(Records that describe figures)
------------------------------------
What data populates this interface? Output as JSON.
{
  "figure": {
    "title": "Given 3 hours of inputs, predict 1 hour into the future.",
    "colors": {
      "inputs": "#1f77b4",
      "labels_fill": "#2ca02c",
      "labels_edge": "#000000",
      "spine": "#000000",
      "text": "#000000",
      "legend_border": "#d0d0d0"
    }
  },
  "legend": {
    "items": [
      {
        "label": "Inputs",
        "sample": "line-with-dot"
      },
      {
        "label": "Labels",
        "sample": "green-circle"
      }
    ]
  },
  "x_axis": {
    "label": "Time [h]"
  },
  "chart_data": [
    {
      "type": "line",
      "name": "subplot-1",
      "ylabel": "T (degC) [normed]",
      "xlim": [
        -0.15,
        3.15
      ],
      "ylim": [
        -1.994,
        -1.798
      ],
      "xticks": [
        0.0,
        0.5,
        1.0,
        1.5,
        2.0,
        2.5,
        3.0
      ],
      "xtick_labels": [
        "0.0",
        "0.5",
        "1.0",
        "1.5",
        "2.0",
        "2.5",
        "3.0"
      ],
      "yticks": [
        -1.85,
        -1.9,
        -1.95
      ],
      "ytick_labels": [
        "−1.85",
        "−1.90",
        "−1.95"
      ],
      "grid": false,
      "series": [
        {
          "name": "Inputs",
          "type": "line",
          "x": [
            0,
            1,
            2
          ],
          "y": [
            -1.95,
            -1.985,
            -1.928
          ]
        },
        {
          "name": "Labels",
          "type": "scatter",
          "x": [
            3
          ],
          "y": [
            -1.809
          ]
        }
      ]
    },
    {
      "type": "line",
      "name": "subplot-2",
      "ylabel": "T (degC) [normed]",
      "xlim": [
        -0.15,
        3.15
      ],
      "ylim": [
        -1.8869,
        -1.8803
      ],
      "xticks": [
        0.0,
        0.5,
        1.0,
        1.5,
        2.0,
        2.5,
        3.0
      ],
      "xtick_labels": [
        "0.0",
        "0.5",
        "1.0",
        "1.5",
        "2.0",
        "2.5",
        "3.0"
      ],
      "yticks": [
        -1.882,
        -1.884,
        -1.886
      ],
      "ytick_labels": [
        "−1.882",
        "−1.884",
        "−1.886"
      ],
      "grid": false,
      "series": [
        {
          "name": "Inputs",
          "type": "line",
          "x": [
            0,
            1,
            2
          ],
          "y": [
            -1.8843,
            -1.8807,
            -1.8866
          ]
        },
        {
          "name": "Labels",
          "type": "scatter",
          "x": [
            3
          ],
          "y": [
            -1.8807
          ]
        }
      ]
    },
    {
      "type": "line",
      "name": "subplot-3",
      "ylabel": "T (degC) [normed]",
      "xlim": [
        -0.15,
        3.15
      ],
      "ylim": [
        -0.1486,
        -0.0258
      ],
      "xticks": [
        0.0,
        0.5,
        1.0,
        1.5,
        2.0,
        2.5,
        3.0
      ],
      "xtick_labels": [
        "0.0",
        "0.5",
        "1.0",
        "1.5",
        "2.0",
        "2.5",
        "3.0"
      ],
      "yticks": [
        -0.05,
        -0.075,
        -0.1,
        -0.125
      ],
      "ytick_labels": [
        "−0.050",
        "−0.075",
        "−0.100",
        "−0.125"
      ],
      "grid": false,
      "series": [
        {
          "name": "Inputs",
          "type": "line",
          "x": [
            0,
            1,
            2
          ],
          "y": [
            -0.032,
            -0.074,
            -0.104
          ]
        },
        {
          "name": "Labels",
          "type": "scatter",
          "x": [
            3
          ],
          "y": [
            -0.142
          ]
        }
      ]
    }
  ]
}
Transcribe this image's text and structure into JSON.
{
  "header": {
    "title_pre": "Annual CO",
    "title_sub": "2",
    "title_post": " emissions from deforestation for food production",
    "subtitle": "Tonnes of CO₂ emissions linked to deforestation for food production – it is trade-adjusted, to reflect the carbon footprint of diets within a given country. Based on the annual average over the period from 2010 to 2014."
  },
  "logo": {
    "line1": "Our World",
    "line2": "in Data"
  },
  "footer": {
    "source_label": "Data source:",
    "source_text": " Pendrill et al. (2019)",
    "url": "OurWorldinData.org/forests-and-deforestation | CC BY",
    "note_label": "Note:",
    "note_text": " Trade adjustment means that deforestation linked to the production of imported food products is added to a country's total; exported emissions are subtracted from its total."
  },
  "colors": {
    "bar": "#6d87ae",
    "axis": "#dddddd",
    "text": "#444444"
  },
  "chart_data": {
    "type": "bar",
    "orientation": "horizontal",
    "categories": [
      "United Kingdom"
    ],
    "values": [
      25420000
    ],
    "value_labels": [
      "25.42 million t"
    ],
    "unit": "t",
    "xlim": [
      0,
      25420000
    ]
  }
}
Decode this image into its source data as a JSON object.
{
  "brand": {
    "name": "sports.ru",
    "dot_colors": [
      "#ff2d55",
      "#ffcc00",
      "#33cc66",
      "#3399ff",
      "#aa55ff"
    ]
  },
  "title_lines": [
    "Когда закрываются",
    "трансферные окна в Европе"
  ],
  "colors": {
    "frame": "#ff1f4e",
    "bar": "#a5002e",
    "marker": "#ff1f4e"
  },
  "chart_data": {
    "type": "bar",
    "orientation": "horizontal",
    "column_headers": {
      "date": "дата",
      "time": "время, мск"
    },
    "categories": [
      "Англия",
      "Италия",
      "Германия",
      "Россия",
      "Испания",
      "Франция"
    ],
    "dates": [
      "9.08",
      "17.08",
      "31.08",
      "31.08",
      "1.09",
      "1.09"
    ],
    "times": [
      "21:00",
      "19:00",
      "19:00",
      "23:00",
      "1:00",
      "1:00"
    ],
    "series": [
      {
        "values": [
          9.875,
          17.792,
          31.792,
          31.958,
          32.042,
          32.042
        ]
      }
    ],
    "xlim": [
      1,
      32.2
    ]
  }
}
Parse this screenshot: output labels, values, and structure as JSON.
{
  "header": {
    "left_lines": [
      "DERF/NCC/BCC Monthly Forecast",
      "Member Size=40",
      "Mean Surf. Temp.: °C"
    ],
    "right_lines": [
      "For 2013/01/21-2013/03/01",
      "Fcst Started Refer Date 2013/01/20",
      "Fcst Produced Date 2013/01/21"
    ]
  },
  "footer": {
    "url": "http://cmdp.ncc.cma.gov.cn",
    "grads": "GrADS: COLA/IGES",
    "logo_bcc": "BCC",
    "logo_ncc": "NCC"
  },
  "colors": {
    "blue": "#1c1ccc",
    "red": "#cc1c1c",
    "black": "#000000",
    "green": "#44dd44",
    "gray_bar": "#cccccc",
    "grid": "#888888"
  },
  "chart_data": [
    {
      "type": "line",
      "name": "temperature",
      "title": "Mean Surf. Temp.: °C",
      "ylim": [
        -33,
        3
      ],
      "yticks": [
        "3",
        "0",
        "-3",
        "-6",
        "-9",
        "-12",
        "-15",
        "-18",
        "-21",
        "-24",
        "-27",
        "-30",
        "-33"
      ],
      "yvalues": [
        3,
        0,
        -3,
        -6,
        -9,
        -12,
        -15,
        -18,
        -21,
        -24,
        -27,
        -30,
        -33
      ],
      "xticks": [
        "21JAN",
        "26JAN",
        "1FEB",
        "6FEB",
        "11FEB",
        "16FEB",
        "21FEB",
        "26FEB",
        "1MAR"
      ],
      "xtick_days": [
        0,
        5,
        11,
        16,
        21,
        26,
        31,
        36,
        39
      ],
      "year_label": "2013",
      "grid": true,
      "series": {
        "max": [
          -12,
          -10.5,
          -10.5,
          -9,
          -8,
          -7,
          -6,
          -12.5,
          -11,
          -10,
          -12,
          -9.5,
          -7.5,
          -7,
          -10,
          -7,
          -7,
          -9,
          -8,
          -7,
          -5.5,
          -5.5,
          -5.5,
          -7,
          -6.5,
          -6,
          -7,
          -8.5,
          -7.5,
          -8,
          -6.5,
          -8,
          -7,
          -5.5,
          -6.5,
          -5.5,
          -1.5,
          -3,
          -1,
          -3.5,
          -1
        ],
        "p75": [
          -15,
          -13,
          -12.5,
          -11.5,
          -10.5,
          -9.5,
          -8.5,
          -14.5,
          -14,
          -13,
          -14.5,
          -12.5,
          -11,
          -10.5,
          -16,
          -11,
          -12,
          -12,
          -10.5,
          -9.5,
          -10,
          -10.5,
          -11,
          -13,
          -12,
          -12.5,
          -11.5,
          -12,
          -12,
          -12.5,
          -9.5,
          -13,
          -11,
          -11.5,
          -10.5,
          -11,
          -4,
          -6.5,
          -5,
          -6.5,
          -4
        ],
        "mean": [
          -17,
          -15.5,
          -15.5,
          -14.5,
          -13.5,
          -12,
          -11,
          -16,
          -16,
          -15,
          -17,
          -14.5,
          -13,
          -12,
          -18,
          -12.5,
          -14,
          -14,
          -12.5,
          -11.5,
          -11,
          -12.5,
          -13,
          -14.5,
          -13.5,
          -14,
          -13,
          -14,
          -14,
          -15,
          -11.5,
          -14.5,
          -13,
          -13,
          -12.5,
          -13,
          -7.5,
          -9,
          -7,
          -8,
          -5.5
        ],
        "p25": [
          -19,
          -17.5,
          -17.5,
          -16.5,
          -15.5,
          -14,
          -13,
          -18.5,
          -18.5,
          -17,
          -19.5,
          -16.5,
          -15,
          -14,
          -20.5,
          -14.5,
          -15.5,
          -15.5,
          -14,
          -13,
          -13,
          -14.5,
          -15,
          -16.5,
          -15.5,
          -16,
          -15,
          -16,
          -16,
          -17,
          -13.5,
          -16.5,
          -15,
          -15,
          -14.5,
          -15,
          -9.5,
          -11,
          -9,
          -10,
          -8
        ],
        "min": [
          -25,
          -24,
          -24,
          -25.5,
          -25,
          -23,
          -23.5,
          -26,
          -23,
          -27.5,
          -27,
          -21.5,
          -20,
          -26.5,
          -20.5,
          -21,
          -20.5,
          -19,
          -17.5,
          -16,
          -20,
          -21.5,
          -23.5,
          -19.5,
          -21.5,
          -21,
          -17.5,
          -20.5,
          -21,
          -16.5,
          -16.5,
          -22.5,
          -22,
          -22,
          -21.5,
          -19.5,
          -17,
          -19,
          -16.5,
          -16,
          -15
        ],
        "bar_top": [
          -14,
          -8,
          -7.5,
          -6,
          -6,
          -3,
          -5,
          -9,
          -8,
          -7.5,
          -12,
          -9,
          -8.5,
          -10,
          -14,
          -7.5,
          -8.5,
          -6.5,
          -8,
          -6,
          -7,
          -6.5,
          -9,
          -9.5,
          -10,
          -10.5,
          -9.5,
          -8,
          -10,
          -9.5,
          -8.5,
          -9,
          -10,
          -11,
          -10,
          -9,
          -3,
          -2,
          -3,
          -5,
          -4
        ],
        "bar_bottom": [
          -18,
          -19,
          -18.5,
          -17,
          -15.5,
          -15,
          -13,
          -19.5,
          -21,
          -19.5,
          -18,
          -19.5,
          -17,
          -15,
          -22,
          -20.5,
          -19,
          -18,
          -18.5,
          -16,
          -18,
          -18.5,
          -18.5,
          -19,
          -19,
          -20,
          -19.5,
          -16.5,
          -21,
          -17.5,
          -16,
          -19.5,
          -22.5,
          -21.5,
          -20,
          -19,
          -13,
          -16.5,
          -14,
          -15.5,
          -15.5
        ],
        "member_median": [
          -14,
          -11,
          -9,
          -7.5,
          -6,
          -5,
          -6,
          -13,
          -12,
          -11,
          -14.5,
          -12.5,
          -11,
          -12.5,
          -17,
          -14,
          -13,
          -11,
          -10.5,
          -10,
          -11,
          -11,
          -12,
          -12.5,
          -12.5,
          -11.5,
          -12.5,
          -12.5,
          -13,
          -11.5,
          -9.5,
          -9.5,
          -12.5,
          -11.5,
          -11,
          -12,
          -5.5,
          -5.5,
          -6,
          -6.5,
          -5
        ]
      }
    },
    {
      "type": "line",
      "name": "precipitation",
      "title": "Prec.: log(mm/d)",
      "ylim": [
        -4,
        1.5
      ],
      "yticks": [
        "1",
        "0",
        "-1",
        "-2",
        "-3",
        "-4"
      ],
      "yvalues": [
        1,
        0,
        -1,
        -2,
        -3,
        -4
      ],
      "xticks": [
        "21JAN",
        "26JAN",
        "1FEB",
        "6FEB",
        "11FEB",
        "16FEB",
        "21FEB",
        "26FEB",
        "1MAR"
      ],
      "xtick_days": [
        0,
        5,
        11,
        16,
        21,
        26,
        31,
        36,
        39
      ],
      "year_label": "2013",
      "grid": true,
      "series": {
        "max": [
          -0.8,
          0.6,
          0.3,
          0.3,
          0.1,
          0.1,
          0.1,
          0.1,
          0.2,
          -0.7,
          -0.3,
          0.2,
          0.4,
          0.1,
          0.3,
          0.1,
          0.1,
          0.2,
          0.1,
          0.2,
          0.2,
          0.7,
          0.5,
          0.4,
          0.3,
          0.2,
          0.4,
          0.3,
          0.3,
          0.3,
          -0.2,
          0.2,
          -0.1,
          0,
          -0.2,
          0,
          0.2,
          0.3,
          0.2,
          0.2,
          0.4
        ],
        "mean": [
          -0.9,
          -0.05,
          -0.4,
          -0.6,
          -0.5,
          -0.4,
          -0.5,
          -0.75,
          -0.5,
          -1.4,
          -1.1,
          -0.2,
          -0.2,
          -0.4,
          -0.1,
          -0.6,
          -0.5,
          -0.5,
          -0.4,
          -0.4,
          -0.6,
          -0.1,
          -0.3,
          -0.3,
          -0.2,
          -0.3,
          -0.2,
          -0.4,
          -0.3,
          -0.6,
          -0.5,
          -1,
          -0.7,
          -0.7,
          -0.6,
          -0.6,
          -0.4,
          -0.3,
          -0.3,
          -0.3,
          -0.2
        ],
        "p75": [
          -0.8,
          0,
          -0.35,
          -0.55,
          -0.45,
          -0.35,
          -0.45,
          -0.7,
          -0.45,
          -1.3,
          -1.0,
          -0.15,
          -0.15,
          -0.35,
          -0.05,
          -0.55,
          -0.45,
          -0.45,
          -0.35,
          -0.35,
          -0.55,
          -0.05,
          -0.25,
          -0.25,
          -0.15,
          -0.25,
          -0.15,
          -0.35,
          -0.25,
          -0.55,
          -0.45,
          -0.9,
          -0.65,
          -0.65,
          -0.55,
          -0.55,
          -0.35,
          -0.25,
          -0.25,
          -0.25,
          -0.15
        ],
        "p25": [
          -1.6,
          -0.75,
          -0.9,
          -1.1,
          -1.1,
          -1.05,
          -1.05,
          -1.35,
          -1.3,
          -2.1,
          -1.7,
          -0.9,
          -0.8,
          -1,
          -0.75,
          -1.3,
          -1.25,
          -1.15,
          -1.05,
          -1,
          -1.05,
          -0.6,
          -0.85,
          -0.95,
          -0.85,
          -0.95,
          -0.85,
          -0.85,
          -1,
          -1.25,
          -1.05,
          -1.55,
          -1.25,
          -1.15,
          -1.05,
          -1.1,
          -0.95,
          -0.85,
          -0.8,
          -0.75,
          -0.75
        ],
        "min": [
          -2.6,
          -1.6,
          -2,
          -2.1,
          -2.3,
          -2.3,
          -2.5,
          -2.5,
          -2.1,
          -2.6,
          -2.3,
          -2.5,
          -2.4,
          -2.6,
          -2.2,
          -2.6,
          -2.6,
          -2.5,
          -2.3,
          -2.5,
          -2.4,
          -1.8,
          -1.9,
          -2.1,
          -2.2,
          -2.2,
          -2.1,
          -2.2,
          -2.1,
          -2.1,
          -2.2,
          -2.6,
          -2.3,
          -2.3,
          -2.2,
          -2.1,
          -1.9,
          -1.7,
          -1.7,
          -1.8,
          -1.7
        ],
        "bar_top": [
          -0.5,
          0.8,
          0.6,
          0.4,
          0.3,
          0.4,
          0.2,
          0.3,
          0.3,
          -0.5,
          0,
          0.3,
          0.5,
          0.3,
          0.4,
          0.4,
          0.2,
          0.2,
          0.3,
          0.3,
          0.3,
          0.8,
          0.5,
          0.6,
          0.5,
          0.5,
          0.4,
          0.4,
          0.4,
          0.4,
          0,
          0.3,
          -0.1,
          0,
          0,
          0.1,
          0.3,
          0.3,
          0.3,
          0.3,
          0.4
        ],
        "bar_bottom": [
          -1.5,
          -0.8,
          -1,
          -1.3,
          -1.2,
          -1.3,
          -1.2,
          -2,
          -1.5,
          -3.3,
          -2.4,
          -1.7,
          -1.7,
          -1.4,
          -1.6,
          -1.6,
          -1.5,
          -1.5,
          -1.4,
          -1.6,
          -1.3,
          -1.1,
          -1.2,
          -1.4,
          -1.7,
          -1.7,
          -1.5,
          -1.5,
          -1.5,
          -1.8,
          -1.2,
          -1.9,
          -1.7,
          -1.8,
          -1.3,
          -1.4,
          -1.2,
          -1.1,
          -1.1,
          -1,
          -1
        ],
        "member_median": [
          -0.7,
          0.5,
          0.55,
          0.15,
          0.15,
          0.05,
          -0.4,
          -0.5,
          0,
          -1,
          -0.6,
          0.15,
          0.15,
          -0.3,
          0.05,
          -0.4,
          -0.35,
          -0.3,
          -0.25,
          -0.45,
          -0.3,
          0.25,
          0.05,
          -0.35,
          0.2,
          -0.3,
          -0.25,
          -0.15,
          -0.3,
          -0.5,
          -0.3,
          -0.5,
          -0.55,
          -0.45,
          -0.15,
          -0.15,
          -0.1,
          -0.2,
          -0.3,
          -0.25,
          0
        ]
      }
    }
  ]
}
------------------------------------
**Task:**
Where a line holds "JSON", copy it out.

**Response:**
What data populates this interface? Output as JSON.
Transcribe this image's text and structure into JSON.
Decode this image into its source data as a JSON object.
Parse this screenshot: output labels, values, and structure as JSON.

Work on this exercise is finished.